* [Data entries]

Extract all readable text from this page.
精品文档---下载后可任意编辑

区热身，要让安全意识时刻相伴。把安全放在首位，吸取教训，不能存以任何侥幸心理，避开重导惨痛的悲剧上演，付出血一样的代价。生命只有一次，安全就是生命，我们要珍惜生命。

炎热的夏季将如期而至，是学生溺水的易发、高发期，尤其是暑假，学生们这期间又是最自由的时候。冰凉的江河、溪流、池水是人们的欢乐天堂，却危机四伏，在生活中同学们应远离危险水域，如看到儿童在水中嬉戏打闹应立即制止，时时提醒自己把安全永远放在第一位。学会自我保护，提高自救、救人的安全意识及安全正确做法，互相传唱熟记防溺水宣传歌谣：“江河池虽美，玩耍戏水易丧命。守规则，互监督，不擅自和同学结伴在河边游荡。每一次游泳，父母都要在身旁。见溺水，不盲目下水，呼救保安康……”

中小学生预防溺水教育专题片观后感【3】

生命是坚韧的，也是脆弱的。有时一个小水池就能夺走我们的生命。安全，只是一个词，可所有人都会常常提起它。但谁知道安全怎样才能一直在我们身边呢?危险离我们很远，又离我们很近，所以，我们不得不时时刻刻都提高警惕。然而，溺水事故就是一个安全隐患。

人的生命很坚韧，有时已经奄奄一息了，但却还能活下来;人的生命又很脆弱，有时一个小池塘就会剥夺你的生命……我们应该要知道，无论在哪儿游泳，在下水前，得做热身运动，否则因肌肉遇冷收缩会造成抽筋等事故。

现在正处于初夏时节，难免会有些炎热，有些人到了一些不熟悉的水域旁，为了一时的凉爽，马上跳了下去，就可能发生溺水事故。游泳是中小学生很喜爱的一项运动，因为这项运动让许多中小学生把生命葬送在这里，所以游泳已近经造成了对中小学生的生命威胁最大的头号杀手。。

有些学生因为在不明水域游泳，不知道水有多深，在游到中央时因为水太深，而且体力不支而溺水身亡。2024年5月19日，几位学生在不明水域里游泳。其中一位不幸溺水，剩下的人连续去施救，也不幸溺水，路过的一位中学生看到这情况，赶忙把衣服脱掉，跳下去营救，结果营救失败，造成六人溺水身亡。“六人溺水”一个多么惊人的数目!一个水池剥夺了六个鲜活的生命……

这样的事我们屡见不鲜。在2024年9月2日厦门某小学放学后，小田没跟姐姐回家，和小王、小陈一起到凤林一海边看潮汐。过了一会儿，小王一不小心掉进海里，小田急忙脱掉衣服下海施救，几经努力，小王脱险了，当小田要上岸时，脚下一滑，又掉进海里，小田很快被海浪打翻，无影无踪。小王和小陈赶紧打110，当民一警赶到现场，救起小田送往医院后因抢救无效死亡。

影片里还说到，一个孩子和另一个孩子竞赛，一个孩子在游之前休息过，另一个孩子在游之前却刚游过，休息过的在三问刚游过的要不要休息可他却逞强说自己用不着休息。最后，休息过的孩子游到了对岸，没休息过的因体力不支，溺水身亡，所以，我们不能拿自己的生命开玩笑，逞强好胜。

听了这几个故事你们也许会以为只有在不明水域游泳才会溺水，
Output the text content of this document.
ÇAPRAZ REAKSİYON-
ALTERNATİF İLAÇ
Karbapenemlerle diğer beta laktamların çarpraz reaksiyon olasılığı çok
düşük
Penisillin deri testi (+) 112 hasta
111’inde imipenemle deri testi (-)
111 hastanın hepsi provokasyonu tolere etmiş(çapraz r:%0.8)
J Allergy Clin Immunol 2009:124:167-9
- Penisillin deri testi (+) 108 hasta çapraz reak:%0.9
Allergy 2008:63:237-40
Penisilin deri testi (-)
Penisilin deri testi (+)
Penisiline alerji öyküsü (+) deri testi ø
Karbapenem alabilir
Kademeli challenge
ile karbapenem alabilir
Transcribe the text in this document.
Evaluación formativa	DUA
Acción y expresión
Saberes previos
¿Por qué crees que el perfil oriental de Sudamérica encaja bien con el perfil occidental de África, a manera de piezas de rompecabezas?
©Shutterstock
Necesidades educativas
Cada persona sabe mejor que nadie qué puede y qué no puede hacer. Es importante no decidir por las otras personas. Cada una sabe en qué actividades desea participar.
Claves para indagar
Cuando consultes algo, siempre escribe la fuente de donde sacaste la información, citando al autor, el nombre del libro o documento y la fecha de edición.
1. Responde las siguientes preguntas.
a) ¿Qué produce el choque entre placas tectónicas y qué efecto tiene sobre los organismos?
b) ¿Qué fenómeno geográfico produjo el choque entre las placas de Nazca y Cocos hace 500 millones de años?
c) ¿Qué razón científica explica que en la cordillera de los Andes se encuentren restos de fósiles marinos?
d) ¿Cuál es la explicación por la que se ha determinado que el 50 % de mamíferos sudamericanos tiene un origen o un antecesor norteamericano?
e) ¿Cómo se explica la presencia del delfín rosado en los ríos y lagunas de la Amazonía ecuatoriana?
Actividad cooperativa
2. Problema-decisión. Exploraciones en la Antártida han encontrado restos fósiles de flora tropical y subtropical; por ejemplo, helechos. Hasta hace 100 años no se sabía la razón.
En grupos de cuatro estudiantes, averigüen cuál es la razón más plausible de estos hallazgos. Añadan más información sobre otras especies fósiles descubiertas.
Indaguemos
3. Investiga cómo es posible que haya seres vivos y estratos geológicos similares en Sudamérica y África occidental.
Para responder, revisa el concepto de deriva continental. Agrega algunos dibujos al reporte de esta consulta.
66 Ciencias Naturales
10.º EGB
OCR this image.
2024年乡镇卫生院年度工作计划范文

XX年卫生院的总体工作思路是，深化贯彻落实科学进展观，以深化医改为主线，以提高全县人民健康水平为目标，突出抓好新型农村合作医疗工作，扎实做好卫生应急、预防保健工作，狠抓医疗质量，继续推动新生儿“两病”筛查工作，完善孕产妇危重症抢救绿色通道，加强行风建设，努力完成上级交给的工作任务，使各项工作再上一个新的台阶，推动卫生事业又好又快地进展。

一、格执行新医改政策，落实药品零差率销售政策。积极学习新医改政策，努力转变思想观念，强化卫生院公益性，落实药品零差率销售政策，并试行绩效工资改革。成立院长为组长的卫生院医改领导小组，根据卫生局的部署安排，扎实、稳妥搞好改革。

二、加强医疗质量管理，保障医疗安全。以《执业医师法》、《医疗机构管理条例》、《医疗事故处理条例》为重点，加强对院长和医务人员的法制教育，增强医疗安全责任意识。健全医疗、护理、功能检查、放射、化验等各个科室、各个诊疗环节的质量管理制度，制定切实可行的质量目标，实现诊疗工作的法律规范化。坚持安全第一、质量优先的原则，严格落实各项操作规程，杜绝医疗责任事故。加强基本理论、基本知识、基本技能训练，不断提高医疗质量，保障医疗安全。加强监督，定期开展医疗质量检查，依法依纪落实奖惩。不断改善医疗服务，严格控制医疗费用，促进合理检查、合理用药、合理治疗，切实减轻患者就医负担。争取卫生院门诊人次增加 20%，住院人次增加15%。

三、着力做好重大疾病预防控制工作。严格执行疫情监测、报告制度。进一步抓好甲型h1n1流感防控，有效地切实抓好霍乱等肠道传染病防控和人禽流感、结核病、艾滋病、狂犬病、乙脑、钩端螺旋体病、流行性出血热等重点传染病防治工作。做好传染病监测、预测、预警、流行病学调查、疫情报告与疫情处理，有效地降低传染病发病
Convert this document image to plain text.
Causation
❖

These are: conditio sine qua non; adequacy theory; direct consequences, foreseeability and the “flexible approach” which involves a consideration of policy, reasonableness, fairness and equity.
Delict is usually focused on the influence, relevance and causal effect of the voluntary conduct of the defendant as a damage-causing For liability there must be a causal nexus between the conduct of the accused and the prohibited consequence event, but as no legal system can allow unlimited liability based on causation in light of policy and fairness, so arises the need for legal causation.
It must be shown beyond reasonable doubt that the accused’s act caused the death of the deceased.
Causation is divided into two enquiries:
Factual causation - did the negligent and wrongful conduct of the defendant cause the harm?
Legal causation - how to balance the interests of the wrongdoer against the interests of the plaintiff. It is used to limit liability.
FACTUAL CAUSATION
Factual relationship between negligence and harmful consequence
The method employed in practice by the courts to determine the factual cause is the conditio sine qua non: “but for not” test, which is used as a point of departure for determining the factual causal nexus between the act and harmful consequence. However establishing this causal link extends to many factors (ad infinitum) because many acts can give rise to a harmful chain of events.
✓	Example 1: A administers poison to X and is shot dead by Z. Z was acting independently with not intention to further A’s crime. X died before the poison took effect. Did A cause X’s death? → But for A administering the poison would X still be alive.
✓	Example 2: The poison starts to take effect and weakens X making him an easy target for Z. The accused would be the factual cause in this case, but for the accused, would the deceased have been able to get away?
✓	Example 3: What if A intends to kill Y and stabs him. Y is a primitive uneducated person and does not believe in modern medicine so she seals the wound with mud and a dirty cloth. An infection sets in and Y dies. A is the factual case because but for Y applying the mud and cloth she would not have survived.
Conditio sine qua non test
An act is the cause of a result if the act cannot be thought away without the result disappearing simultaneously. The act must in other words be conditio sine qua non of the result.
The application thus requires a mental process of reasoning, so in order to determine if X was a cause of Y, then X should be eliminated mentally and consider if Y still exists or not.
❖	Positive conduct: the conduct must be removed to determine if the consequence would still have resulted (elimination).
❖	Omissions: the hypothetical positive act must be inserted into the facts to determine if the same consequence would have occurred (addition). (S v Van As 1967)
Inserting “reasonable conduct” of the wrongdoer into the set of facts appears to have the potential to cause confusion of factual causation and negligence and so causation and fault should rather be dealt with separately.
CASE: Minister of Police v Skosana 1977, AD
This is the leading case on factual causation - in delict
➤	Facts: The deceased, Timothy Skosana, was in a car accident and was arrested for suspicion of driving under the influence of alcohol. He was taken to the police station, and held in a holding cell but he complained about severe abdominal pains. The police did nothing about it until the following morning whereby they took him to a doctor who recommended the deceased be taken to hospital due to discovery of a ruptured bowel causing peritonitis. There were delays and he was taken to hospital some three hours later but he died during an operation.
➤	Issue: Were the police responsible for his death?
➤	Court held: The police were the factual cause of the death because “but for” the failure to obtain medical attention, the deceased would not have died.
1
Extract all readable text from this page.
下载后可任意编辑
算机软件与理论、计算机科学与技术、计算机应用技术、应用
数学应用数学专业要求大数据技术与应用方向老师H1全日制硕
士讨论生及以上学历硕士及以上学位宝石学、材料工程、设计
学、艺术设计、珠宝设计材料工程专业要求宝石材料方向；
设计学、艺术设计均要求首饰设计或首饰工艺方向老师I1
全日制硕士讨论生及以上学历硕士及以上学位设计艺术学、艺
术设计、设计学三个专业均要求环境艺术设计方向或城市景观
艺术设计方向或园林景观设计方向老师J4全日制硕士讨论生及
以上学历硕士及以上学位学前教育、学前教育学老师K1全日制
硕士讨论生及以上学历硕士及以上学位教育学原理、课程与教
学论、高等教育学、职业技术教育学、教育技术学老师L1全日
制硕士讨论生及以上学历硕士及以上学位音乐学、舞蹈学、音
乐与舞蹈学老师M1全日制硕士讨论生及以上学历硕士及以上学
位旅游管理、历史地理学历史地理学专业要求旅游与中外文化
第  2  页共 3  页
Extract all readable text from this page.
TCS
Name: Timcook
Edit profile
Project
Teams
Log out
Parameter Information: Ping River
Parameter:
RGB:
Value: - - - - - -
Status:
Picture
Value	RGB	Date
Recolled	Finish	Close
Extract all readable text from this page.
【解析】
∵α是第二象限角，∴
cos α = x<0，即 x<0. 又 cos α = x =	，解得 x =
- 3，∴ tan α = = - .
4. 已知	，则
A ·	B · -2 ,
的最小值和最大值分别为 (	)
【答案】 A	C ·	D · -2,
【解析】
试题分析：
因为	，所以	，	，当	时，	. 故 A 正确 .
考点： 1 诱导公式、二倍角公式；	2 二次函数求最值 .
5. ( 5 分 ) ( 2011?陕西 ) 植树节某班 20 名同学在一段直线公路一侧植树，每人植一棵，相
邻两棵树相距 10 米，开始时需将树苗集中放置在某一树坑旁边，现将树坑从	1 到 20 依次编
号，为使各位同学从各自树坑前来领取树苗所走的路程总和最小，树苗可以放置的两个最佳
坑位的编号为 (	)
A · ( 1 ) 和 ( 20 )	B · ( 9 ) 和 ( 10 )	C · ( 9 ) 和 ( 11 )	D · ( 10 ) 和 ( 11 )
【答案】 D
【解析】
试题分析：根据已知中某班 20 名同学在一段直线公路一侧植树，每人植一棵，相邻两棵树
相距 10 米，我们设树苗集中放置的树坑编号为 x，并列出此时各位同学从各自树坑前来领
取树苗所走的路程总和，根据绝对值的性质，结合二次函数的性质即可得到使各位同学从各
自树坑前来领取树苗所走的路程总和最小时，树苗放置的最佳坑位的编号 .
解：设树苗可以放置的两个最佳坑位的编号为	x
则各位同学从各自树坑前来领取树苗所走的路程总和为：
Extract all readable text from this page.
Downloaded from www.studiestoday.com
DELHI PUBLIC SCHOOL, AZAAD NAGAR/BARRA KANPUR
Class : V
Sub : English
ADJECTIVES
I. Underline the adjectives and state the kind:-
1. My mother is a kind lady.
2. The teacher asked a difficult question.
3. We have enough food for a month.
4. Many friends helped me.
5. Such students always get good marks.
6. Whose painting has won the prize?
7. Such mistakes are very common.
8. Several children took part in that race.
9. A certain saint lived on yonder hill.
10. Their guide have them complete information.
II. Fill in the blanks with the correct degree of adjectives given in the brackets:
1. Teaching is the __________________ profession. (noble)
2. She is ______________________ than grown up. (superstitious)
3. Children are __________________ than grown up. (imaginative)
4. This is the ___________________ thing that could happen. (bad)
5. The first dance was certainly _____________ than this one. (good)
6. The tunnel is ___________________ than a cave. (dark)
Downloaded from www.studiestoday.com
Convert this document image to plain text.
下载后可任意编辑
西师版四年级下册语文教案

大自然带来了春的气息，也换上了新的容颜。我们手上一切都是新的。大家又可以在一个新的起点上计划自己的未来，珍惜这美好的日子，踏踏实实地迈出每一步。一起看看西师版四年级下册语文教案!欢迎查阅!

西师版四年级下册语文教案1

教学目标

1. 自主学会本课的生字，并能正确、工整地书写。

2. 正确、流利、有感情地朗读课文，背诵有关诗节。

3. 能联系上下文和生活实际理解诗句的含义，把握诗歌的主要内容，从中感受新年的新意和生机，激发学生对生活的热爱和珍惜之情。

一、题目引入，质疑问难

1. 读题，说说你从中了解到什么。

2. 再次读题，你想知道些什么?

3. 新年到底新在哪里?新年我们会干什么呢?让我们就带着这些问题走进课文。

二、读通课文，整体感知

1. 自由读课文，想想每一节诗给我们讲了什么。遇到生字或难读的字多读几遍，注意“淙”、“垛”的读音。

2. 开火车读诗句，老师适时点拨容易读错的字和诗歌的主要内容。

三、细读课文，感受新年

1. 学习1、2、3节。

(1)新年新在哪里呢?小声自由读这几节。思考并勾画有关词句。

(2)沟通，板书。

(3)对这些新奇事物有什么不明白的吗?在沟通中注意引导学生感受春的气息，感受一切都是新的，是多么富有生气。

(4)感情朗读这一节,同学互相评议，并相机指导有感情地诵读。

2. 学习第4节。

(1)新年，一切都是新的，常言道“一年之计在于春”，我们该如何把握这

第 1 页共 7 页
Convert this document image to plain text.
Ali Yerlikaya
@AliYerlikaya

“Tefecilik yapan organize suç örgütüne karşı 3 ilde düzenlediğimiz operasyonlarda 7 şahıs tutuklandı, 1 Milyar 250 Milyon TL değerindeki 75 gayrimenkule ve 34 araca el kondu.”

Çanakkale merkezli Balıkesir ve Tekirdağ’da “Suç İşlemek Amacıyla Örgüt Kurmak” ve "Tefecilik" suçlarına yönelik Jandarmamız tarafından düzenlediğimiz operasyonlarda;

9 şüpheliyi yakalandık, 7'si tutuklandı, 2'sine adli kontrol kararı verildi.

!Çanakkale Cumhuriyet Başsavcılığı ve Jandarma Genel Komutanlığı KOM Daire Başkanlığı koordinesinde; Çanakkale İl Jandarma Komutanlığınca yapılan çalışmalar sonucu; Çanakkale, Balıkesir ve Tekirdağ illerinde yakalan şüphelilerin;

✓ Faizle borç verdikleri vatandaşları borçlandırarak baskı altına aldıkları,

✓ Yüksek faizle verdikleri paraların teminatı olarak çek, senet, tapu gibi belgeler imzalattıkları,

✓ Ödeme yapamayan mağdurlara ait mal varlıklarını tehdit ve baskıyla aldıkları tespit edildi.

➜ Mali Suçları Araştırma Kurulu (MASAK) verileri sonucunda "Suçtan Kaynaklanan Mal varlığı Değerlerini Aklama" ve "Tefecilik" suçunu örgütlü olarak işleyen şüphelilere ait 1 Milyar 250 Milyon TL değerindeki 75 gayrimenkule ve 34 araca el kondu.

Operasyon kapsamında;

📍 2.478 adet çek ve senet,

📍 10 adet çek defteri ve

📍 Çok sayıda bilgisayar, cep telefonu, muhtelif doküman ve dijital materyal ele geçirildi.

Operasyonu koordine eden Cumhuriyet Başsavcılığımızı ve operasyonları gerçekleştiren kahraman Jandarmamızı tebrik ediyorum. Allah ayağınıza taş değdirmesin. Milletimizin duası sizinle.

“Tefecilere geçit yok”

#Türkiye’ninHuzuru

* [Exercise prompt]
Determine how many lines of the listing above hold the word "araca". Report that number without anything else.

* [Expected answer]
2